*Data tied to figure images:*
* * *
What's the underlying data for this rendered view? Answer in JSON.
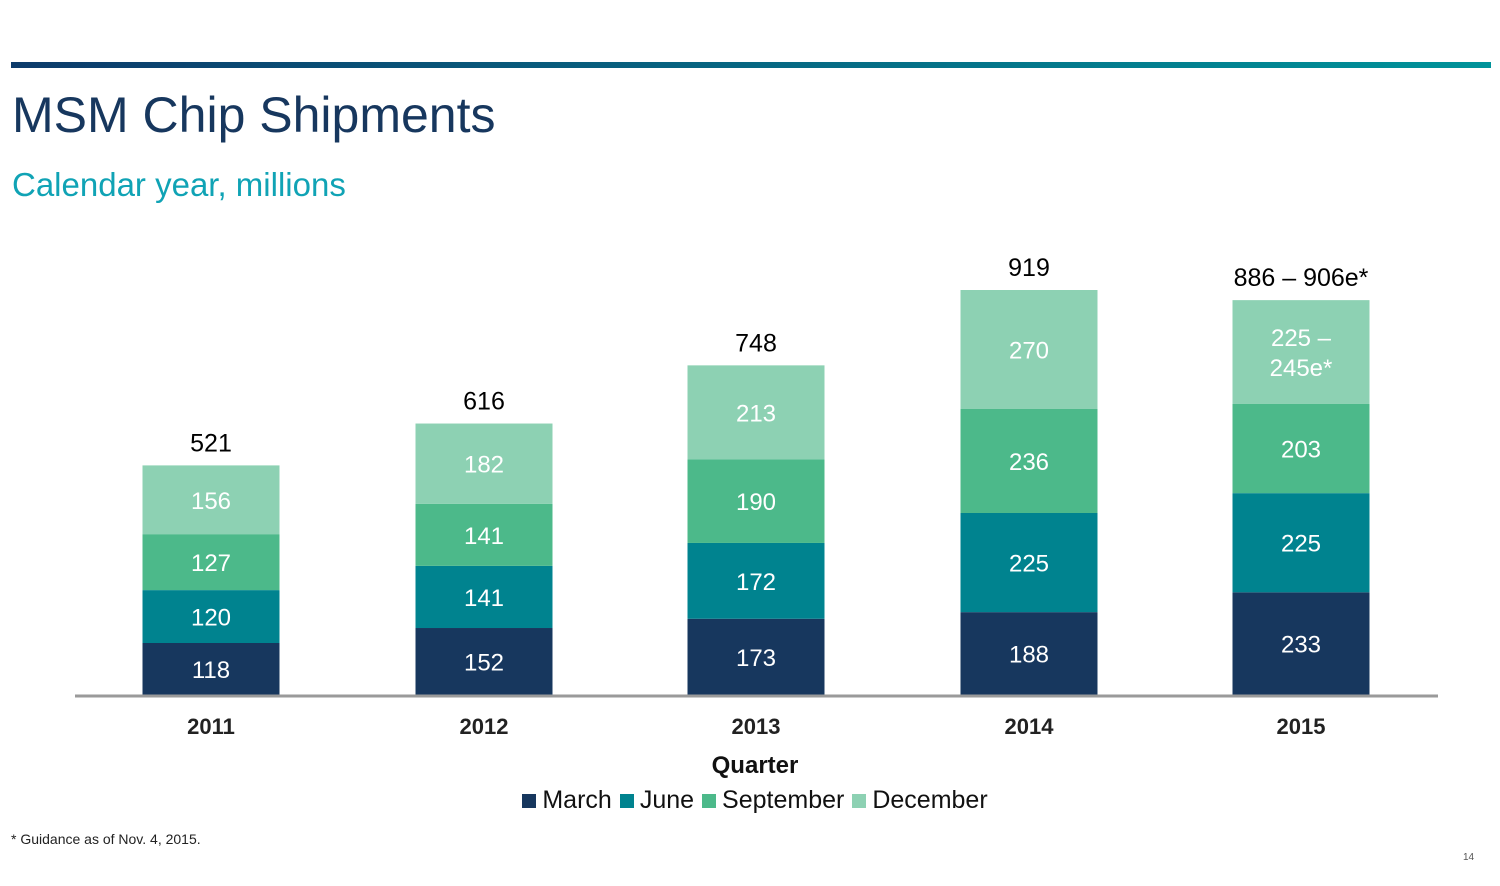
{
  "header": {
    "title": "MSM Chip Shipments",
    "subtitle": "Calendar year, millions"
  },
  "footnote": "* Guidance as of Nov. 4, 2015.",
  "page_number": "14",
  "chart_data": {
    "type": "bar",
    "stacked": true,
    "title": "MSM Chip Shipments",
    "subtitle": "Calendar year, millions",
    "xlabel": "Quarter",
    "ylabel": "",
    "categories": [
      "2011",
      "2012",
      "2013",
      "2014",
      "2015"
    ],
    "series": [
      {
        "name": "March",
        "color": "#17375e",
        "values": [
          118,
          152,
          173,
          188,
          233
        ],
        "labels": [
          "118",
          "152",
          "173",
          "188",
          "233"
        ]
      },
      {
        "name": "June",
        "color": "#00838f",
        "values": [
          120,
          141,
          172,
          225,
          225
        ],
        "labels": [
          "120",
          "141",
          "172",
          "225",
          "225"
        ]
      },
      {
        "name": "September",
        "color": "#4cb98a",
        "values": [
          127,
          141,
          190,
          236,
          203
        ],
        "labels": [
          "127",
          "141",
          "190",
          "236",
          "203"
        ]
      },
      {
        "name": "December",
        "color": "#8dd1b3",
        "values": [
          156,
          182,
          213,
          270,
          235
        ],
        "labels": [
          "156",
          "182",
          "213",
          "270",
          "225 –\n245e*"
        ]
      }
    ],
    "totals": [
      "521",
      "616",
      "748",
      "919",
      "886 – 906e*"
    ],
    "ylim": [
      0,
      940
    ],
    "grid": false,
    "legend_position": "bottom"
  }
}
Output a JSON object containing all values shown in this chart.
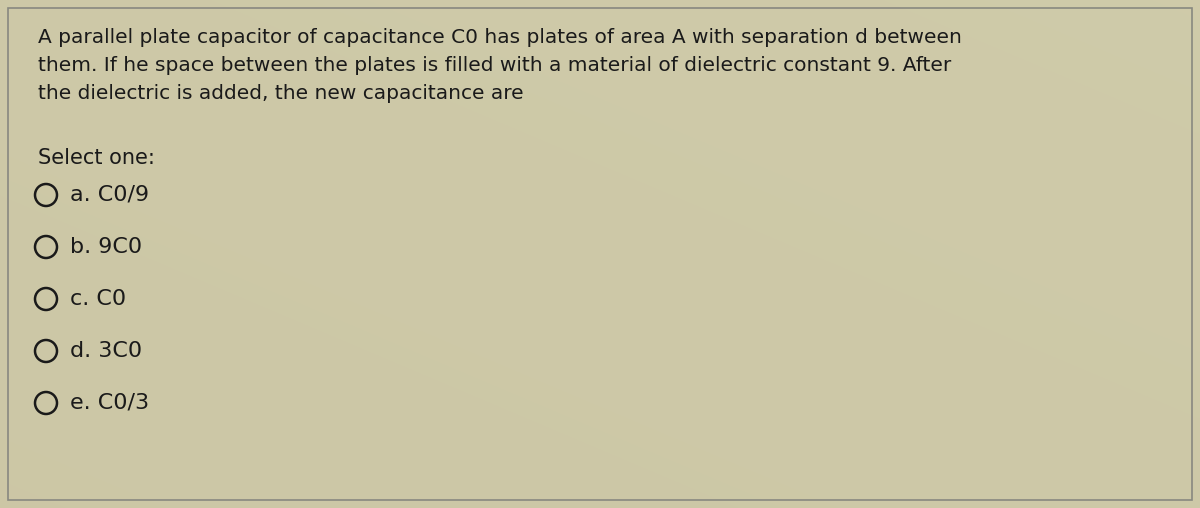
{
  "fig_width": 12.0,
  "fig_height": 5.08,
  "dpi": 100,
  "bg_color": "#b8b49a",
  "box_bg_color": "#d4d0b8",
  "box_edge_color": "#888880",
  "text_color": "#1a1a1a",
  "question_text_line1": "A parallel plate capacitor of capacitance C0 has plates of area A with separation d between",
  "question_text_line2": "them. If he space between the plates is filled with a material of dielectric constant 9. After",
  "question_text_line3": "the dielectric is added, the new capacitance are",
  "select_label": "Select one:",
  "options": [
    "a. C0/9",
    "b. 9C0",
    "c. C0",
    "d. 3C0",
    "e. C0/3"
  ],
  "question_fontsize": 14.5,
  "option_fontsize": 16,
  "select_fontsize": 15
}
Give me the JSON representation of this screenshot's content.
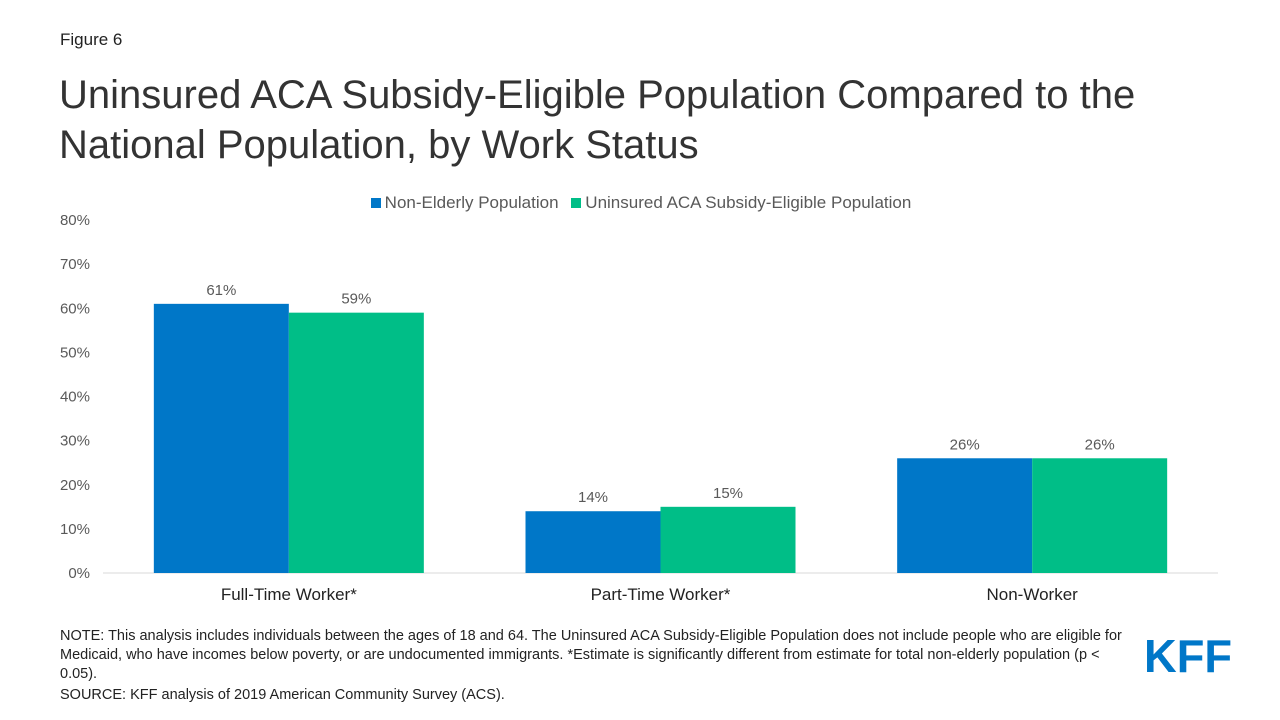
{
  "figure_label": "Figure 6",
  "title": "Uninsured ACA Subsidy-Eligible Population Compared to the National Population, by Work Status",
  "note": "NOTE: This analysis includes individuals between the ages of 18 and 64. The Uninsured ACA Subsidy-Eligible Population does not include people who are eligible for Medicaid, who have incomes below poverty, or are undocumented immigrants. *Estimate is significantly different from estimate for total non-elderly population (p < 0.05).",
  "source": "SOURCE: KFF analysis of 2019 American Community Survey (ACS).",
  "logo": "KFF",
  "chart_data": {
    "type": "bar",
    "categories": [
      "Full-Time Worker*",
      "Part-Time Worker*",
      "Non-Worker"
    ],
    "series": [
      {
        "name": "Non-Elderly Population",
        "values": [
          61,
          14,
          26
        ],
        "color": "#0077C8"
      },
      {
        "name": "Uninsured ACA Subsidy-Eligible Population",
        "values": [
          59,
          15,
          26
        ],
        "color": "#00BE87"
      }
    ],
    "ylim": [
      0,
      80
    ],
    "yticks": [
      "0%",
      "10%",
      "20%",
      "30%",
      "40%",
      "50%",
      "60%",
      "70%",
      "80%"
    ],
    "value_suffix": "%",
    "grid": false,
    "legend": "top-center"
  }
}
* * *
*DIRECTIONS:* Identify the lines of the entries containing the string "year". Copy each such line.

*SOLUTION TO THE EXERCISE:*
    "subtitle": "Calendar year, millions"
    "subtitle": "Calendar year, millions",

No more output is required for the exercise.